| OBJECTIVE |
Filter the material below, keeping every line that contains the string "bounding"; the match is case-sensitive.
-- Begin --
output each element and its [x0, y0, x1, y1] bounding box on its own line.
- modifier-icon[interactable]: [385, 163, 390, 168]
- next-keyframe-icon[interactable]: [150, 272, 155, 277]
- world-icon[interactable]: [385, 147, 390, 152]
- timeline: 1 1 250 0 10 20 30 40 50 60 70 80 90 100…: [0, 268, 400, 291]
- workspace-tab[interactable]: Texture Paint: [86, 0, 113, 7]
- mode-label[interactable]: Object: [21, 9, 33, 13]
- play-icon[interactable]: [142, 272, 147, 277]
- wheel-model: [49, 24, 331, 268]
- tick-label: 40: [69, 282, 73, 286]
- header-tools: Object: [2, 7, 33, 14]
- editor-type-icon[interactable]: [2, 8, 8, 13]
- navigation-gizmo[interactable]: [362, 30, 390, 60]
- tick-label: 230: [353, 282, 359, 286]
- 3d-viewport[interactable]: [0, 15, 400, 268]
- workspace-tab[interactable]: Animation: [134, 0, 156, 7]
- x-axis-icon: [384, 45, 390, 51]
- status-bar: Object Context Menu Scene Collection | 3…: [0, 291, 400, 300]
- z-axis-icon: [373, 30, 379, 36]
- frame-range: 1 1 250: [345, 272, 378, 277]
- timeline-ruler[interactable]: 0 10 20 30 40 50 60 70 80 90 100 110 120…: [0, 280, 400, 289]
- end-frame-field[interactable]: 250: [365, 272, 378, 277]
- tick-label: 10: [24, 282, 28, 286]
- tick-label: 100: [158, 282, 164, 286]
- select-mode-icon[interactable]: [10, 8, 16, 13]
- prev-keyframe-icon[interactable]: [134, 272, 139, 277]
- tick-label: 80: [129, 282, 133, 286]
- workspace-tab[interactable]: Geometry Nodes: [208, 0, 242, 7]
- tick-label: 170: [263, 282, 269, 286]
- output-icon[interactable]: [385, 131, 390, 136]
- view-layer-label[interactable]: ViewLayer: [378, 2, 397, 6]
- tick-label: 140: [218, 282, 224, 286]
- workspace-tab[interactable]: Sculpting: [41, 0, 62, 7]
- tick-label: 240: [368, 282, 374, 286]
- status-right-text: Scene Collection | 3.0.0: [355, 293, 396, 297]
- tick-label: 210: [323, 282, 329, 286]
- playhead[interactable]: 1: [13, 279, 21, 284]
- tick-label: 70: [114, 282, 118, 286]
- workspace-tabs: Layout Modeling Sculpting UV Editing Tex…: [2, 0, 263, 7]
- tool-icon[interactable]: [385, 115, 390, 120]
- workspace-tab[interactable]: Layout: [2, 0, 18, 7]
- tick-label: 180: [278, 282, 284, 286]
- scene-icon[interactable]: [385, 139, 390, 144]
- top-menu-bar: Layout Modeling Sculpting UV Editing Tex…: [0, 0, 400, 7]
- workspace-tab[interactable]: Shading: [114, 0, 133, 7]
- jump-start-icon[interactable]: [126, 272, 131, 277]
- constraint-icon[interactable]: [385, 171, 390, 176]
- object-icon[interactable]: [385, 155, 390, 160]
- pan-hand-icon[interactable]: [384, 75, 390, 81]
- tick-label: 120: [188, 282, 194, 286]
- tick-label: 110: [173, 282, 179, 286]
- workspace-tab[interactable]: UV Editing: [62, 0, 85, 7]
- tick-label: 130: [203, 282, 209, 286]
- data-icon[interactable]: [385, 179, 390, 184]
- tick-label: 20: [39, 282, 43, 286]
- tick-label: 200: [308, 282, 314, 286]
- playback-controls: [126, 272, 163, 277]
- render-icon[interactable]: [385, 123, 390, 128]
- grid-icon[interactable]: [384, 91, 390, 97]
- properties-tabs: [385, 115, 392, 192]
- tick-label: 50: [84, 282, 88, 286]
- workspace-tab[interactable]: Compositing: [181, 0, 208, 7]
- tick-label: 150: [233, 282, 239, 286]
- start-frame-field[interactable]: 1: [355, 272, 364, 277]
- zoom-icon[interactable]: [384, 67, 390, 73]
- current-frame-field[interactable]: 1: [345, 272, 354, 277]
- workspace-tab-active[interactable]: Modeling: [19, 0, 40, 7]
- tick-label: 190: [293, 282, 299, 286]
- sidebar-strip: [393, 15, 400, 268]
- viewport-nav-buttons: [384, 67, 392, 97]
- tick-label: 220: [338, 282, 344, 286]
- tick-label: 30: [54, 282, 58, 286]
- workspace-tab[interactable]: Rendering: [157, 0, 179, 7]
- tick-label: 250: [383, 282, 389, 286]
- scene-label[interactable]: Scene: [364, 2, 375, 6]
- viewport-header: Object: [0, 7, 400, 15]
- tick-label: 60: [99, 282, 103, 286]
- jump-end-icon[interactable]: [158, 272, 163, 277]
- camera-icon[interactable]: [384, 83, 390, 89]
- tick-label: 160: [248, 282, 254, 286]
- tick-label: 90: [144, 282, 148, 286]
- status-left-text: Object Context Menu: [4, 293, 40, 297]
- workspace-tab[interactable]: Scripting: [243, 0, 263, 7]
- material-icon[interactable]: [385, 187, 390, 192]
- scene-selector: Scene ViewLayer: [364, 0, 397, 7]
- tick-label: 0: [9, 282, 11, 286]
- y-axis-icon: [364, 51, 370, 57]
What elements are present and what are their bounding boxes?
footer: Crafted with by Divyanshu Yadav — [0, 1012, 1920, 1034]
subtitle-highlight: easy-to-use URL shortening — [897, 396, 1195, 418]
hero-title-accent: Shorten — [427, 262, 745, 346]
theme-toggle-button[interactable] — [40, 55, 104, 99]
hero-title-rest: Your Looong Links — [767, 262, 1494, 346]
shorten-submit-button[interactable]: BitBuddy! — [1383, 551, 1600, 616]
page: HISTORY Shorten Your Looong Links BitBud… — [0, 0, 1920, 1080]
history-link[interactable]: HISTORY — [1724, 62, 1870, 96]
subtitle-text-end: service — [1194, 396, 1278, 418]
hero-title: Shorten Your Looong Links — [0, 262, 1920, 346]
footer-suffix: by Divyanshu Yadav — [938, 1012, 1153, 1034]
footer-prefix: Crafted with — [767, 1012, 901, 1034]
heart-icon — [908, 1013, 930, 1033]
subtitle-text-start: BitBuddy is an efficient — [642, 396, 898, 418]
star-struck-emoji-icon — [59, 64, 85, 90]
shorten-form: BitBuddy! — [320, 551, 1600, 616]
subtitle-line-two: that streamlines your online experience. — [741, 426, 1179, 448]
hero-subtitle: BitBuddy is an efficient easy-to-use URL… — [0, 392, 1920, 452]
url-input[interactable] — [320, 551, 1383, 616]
-- End --
| ANSWER BELOW |
output each element and its [x0, y0, x1, y1] bounding box on its own line.
What elements are present and what are their bounding boxes?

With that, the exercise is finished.